▸ TASK STATEMENT
Quote, verbatim, all material below, without pictures.

Saved entries
⟨

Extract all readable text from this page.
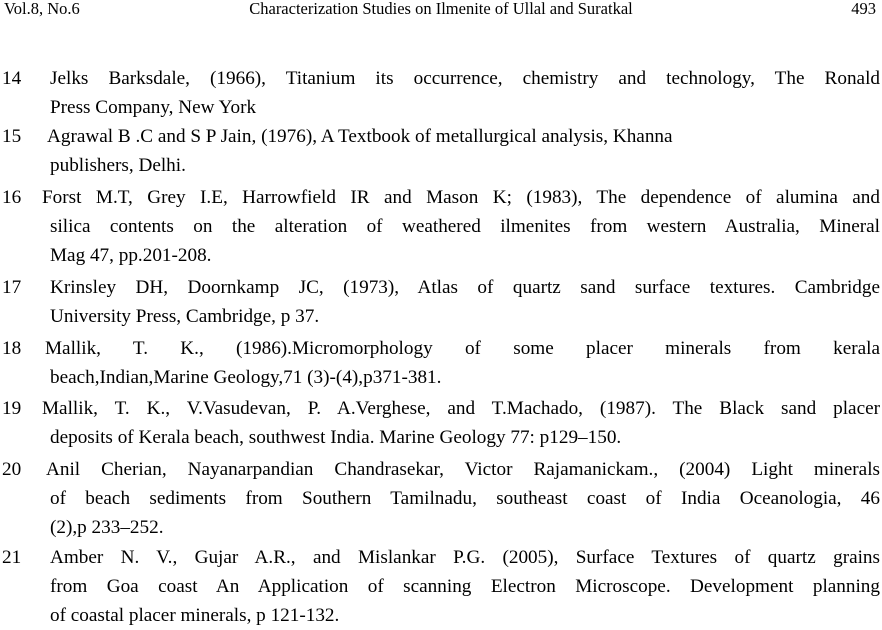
Vol.8, No.6	Characterization Studies on Ilmenite of Ullal and Suratkal	493
14 Jelks Barksdale, (1966), Titanium its occurrence, chemistry and technology, The Ronald
Press Company, New York
15 Agrawal B .C and S P Jain, (1976), A Textbook of metallurgical analysis, Khanna
publishers, Delhi.
16 Forst M.T, Grey I.E, Harrowfield IR and Mason K; (1983), The dependence of alumina and
silica contents on the alteration of weathered ilmenites from western Australia, Mineral
Mag 47, pp.201-208.
17 Krinsley DH, Doornkamp JC, (1973), Atlas of quartz sand surface textures. Cambridge
University Press, Cambridge, p 37.
18 Mallik, T. K., (1986).Micromorphology of some placer minerals from kerala
beach,Indian,Marine Geology,71 (3)-(4),p371-381.
19 Mallik, T. K., V.Vasudevan, P. A.Verghese, and T.Machado, (1987). The Black sand placer
deposits of Kerala beach, southwest India. Marine Geology 77: p129–150.
20 Anil Cherian, Nayanarpandian Chandrasekar, Victor Rajamanickam., (2004) Light minerals
of beach sediments from Southern Tamilnadu, southeast coast of India Oceanologia, 46
(2),p 233–252.
21 Amber N. V., Gujar A.R., and Mislankar P.G. (2005), Surface Textures of quartz grains
from Goa coast An Application of scanning Electron Microscope. Development planning
of coastal placer minerals, p 121-132.
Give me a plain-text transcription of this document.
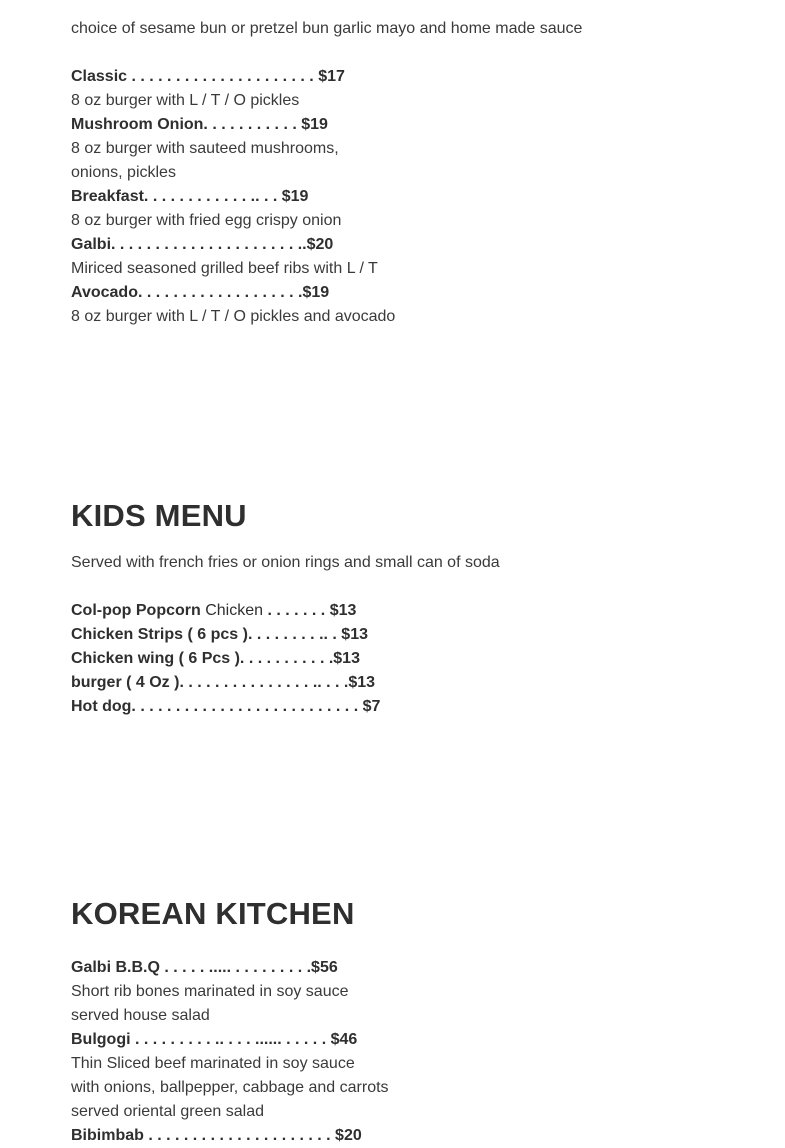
choice of sesame bun or pretzel bun garlic mayo and home made sauce
Classic . . . . . . . . . . . . . . . . . . . . . $17
8 oz burger with L / T / O pickles
Mushroom Onion. . . . . . . . . . . $19
8 oz burger with sauteed mushrooms,
onions, pickles
Breakfast. . . . . . . . . . . . .. . . $19
8 oz burger with fried egg crispy onion
Galbi. . . . . . . . . . . . . . . . . . . . . ..$20
Miriced seasoned grilled beef ribs with L / T
Avocado. . . . . . . . . . . . . . . . . . .$19
8 oz burger with L / T / O pickles and avocado
KIDS MENU
Served with french fries or onion rings and small can of soda
Col-pop Popcorn Chicken . . . . . . . $13
Chicken Strips ( 6 pcs ). . . . . . . . .. . $13
Chicken wing ( 6 Pcs ). . . . . . . . . . .$13
burger ( 4 Oz ). . . . . . . . . . . . . . . .. . . .$13
Hot dog. . . . . . . . . . . . . . . . . . . . . . . . . . $7
KOREAN KITCHEN
Galbi B.B.Q . . . . . ..... . . . . . . . . .$56
Short rib bones marinated in soy sauce
served house salad
Bulgogi . . . . . . . . . .. . . . ...... . . . . . $46
Thin Sliced beef marinated in soy sauce
with onions, ballpepper, cabbage and carrots
served oriental green salad
Bibimbab . . . . . . . . . . . . . . . . . . . . . $20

⟩

▸ RESULT OF THIS TASK
Extract all readable text from this page.
Vol.8, No.6	Characterization Studies on Ilmenite of Ullal and Suratkal	493
14 Jelks Barksdale, (1966), Titanium its occurrence, chemistry and technology, The Ronald
Press Company, New York
15 Agrawal B .C and S P Jain, (1976), A Textbook of metallurgical analysis, Khanna
publishers, Delhi.
16 Forst M.T, Grey I.E, Harrowfield IR and Mason K; (1983), The dependence of alumina and
silica contents on the alteration of weathered ilmenites from western Australia, Mineral
Mag 47, pp.201-208.
17 Krinsley DH, Doornkamp JC, (1973), Atlas of quartz sand surface textures. Cambridge
University Press, Cambridge, p 37.
18 Mallik, T. K., (1986).Micromorphology of some placer minerals from kerala
beach,Indian,Marine Geology,71 (3)-(4),p371-381.
19 Mallik, T. K., V.Vasudevan, P. A.Verghese, and T.Machado, (1987). The Black sand placer
deposits of Kerala beach, southwest India. Marine Geology 77: p129–150.
20 Anil Cherian, Nayanarpandian Chandrasekar, Victor Rajamanickam., (2004) Light minerals
of beach sediments from Southern Tamilnadu, southeast coast of India Oceanologia, 46
(2),p 233–252.
21 Amber N. V., Gujar A.R., and Mislankar P.G. (2005), Surface Textures of quartz grains
from Goa coast An Application of scanning Electron Microscope. Development planning
of coastal placer minerals, p 121-132.
Give me a plain-text transcription of this document.
choice of sesame bun or pretzel bun garlic mayo and home made sauce
Classic . . . . . . . . . . . . . . . . . . . . . $17
8 oz burger with L / T / O pickles
Mushroom Onion. . . . . . . . . . . $19
8 oz burger with sauteed mushrooms,
onions, pickles
Breakfast. . . . . . . . . . . . .. . . $19
8 oz burger with fried egg crispy onion
Galbi. . . . . . . . . . . . . . . . . . . . . ..$20
Miriced seasoned grilled beef ribs with L / T
Avocado. . . . . . . . . . . . . . . . . . .$19
8 oz burger with L / T / O pickles and avocado
KIDS MENU
Served with french fries or onion rings and small can of soda
Col-pop Popcorn Chicken . . . . . . . $13
Chicken Strips ( 6 pcs ). . . . . . . . .. . $13
Chicken wing ( 6 Pcs ). . . . . . . . . . .$13
burger ( 4 Oz ). . . . . . . . . . . . . . . .. . . .$13
Hot dog. . . . . . . . . . . . . . . . . . . . . . . . . . $7
KOREAN KITCHEN
Galbi B.B.Q . . . . . ..... . . . . . . . . .$56
Short rib bones marinated in soy sauce
served house salad
Bulgogi . . . . . . . . . .. . . . ...... . . . . . $46
Thin Sliced beef marinated in soy sauce
with onions, ballpepper, cabbage and carrots
served oriental green salad
Bibimbab . . . . . . . . . . . . . . . . . . . . . $20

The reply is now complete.